[Exercise] In full and without deviation, write out the entries that follow.

[Materials provided]
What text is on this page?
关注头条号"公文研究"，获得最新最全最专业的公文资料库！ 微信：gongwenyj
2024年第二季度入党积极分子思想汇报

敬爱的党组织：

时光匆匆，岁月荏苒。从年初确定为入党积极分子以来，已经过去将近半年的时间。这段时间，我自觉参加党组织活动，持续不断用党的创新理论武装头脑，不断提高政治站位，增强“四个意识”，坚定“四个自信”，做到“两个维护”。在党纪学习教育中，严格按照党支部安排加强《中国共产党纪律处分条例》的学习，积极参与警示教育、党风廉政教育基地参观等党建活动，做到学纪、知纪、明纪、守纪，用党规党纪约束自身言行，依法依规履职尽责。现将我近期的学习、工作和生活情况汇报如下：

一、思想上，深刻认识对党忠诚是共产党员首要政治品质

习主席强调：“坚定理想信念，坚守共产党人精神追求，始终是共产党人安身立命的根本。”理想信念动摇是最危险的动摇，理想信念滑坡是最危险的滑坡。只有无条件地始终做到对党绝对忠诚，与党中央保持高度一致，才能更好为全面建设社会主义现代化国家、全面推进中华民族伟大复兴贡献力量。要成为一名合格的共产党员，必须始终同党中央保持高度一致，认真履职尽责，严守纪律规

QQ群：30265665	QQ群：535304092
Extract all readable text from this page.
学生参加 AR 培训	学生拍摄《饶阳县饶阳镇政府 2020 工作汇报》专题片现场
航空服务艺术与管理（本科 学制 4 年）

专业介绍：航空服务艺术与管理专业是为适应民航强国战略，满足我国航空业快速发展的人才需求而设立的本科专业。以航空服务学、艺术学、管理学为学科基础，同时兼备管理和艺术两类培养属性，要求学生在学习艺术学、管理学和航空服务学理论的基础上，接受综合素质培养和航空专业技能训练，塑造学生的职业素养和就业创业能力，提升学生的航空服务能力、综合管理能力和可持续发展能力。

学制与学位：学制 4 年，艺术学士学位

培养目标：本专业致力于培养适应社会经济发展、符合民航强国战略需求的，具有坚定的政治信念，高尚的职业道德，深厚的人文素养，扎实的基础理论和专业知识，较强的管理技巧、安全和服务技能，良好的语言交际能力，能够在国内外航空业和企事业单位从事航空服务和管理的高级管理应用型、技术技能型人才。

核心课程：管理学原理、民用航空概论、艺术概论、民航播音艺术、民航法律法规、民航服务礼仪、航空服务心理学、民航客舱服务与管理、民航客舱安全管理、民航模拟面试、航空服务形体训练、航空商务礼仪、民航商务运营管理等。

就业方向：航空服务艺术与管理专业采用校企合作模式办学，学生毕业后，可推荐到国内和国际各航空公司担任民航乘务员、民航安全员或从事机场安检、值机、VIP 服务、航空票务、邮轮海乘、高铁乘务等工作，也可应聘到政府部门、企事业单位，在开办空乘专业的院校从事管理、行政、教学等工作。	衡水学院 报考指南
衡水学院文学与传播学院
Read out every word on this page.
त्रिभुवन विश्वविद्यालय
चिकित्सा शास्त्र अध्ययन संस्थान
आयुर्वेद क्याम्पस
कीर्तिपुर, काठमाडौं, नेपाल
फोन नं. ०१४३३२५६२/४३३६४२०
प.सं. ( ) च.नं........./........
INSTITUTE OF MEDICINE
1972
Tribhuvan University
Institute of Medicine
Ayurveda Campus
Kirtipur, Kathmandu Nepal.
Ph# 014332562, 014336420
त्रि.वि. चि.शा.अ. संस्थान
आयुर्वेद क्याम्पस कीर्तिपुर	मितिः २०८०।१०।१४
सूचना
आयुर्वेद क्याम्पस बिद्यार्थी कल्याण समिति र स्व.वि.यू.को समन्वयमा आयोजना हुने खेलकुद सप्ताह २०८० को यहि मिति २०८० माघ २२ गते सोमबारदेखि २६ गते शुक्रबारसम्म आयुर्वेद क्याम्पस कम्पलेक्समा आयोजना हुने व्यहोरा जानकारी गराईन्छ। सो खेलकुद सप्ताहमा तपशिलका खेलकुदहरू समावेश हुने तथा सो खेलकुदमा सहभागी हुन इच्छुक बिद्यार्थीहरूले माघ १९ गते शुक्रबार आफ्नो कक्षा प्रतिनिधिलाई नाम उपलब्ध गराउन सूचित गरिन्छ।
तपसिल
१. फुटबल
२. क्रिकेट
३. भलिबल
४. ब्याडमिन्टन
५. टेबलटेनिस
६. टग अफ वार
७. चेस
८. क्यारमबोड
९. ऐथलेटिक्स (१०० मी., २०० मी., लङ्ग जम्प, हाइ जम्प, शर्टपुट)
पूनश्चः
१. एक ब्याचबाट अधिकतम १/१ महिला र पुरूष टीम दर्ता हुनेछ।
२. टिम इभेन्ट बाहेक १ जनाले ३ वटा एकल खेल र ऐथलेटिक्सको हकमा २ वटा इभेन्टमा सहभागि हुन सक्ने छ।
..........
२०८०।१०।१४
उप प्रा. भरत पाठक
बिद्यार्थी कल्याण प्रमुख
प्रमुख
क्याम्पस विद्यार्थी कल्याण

[Written reply]
What text is on this page?
关注头条号"公文研究"，获得最新最全最专业的公文资料库！ 微信：gongwenyj
2024年第二季度入党积极分子思想汇报

敬爱的党组织：

时光匆匆，岁月荏苒。从年初确定为入党积极分子以来，已经过去将近半年的时间。这段时间，我自觉参加党组织活动，持续不断用党的创新理论武装头脑，不断提高政治站位，增强“四个意识”，坚定“四个自信”，做到“两个维护”。在党纪学习教育中，严格按照党支部安排加强《中国共产党纪律处分条例》的学习，积极参与警示教育、党风廉政教育基地参观等党建活动，做到学纪、知纪、明纪、守纪，用党规党纪约束自身言行，依法依规履职尽责。现将我近期的学习、工作和生活情况汇报如下：

一、思想上，深刻认识对党忠诚是共产党员首要政治品质

习主席强调：“坚定理想信念，坚守共产党人精神追求，始终是共产党人安身立命的根本。”理想信念动摇是最危险的动摇，理想信念滑坡是最危险的滑坡。只有无条件地始终做到对党绝对忠诚，与党中央保持高度一致，才能更好为全面建设社会主义现代化国家、全面推进中华民族伟大复兴贡献力量。要成为一名合格的共产党员，必须始终同党中央保持高度一致，认真履职尽责，严守纪律规

QQ群：30265665	QQ群：535304092
Extract all readable text from this page.
学生参加 AR 培训	学生拍摄《饶阳县饶阳镇政府 2020 工作汇报》专题片现场
航空服务艺术与管理（本科 学制 4 年）

专业介绍：航空服务艺术与管理专业是为适应民航强国战略，满足我国航空业快速发展的人才需求而设立的本科专业。以航空服务学、艺术学、管理学为学科基础，同时兼备管理和艺术两类培养属性，要求学生在学习艺术学、管理学和航空服务学理论的基础上，接受综合素质培养和航空专业技能训练，塑造学生的职业素养和就业创业能力，提升学生的航空服务能力、综合管理能力和可持续发展能力。

学制与学位：学制 4 年，艺术学士学位

培养目标：本专业致力于培养适应社会经济发展、符合民航强国战略需求的，具有坚定的政治信念，高尚的职业道德，深厚的人文素养，扎实的基础理论和专业知识，较强的管理技巧、安全和服务技能，良好的语言交际能力，能够在国内外航空业和企事业单位从事航空服务和管理的高级管理应用型、技术技能型人才。

核心课程：管理学原理、民用航空概论、艺术概论、民航播音艺术、民航法律法规、民航服务礼仪、航空服务心理学、民航客舱服务与管理、民航客舱安全管理、民航模拟面试、航空服务形体训练、航空商务礼仪、民航商务运营管理等。

就业方向：航空服务艺术与管理专业采用校企合作模式办学，学生毕业后，可推荐到国内和国际各航空公司担任民航乘务员、民航安全员或从事机场安检、值机、VIP 服务、航空票务、邮轮海乘、高铁乘务等工作，也可应聘到政府部门、企事业单位，在开办空乘专业的院校从事管理、行政、教学等工作。	衡水学院 报考指南
衡水学院文学与传播学院
Read out every word on this page.
त्रिभुवन विश्वविद्यालय
चिकित्सा शास्त्र अध्ययन संस्थान
आयुर्वेद क्याम्पस
कीर्तिपुर, काठमाडौं, नेपाल
फोन नं. ०१४३३२५६२/४३३६४२०
प.सं. ( ) च.नं........./........
INSTITUTE OF MEDICINE
1972
Tribhuvan University
Institute of Medicine
Ayurveda Campus
Kirtipur, Kathmandu Nepal.
Ph# 014332562, 014336420
त्रि.वि. चि.शा.अ. संस्थान
आयुर्वेद क्याम्पस कीर्तिपुर	मितिः २०८०।१०।१४
सूचना
आयुर्वेद क्याम्पस बिद्यार्थी कल्याण समिति र स्व.वि.यू.को समन्वयमा आयोजना हुने खेलकुद सप्ताह २०८० को यहि मिति २०८० माघ २२ गते सोमबारदेखि २६ गते शुक्रबारसम्म आयुर्वेद क्याम्पस कम्पलेक्समा आयोजना हुने व्यहोरा जानकारी गराईन्छ। सो खेलकुद सप्ताहमा तपशिलका खेलकुदहरू समावेश हुने तथा सो खेलकुदमा सहभागी हुन इच्छुक बिद्यार्थीहरूले माघ १९ गते शुक्रबार आफ्नो कक्षा प्रतिनिधिलाई नाम उपलब्ध गराउन सूचित गरिन्छ।
तपसिल
१. फुटबल
२. क्रिकेट
३. भलिबल
४. ब्याडमिन्टन
५. टेबलटेनिस
६. टग अफ वार
७. चेस
८. क्यारमबोड
९. ऐथलेटिक्स (१०० मी., २०० मी., लङ्ग जम्प, हाइ जम्प, शर्टपुट)
पूनश्चः
१. एक ब्याचबाट अधिकतम १/१ महिला र पुरूष टीम दर्ता हुनेछ।
२. टिम इभेन्ट बाहेक १ जनाले ३ वटा एकल खेल र ऐथलेटिक्सको हकमा २ वटा इभेन्टमा सहभागि हुन सक्ने छ।
..........
२०८०।१०।१४
उप प्रा. भरत पाठक
बिद्यार्थी कल्याण प्रमुख
प्रमुख
क्याम्पस विद्यार्थी कल्याण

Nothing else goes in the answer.